> **Aim**: Look for "Vložen" in each line of the entries, and return the matching lines.

> **Record list**:
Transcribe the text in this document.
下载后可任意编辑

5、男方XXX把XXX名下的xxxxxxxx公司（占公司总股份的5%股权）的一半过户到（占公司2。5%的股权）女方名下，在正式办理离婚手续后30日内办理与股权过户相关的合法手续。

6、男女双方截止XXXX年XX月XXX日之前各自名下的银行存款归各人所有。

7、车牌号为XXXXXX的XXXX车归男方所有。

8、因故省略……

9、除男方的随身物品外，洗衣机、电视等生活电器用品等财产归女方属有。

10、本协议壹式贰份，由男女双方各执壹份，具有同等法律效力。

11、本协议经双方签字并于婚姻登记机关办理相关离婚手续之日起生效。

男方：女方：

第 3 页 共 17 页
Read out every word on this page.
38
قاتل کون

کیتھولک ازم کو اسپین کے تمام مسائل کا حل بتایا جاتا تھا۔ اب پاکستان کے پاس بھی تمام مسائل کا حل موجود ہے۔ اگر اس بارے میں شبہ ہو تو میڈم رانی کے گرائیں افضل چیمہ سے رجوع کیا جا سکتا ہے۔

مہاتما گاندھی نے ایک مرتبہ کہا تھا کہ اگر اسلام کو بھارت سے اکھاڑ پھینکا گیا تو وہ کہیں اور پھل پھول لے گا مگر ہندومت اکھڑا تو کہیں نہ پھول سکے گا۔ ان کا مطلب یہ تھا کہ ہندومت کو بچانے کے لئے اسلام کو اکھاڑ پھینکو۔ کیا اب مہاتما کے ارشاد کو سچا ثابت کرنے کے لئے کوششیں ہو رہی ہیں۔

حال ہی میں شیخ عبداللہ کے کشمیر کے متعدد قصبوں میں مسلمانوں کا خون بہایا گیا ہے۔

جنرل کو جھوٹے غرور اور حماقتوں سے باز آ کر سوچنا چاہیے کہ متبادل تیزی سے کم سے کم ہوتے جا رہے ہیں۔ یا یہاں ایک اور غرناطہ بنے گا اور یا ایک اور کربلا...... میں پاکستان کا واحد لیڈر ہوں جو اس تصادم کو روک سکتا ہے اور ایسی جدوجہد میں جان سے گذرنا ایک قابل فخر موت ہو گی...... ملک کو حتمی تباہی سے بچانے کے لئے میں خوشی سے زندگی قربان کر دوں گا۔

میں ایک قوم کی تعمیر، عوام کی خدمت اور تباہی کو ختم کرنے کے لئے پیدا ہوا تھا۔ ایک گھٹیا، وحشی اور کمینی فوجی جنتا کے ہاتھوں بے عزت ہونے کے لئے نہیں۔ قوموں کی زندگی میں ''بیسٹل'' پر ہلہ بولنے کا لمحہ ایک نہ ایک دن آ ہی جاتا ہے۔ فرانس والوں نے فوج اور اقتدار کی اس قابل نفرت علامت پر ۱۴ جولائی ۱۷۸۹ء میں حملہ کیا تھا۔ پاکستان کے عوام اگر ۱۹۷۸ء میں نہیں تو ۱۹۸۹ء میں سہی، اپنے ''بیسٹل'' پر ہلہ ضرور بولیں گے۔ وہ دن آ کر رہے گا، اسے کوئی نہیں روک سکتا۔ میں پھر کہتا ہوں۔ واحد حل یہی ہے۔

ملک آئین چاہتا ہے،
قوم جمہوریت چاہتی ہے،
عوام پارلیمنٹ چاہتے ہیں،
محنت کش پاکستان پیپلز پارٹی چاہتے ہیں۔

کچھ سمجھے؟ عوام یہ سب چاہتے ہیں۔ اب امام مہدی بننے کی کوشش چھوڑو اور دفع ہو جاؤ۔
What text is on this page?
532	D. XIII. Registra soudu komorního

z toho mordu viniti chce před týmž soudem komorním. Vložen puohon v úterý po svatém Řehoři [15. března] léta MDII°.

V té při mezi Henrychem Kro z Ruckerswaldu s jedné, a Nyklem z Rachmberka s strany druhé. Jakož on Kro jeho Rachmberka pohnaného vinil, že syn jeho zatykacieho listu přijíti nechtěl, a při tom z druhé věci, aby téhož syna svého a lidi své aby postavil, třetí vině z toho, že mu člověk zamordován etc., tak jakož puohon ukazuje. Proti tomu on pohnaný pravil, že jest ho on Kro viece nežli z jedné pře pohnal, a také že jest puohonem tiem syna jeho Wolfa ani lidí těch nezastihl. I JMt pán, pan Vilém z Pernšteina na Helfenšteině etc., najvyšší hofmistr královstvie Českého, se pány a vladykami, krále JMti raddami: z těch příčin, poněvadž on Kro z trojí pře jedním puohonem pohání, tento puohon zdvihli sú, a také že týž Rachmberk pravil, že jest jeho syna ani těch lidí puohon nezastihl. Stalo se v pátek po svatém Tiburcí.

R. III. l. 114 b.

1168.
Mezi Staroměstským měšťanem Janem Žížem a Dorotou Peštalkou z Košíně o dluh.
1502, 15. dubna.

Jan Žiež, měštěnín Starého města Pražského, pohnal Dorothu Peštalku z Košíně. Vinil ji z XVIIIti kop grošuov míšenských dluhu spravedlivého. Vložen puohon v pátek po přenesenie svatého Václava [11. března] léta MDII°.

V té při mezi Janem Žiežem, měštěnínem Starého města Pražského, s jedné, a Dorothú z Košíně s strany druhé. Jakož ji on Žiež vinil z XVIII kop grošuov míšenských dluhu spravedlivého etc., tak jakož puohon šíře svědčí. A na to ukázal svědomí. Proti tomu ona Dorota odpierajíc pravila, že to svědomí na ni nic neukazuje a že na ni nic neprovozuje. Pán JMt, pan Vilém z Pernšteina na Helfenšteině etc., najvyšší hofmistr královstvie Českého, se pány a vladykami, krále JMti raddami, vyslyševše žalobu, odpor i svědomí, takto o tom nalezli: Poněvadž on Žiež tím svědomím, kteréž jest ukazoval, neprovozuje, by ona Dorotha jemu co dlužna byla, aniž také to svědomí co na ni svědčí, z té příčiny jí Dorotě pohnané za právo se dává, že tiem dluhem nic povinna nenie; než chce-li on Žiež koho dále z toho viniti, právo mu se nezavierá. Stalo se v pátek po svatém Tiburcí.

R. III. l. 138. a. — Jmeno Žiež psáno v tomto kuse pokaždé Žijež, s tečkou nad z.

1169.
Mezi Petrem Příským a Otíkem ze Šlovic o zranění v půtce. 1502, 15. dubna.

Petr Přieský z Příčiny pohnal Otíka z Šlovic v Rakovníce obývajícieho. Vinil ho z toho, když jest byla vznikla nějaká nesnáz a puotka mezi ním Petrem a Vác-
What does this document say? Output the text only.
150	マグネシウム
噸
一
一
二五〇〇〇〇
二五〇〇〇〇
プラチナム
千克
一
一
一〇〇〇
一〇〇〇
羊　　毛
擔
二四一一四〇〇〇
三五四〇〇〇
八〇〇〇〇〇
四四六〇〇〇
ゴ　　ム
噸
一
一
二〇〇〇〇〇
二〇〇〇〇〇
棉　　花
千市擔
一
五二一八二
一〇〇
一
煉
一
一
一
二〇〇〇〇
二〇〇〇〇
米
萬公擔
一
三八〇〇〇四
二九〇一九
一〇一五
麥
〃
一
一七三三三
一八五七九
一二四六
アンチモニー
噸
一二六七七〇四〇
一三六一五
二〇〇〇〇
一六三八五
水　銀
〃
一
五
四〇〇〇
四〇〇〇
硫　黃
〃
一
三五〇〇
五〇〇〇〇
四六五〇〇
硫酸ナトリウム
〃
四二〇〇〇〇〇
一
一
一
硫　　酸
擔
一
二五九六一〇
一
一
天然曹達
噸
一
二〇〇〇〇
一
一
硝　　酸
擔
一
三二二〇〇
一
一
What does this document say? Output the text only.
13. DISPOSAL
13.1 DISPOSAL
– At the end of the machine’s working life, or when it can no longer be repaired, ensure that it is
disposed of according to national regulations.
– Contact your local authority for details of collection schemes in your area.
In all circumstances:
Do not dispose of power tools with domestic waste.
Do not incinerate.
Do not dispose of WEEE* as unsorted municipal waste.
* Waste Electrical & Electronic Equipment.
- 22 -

> **Completed exercise**:
z toho mordu viniti chce před týmž soudem komorním. Vložen puohon v úterý po svatém Řehoři [15. března] léta MDII°.
Jan Žiež, měštěnín Starého města Pražského, pohnal Dorothu Peštalku z Košíně. Vinil ji z XVIIIti kop grošuov míšenských dluhu spravedlivého. Vložen puohon v pátek po přenesenie svatého Václava [11. března] léta MDII°.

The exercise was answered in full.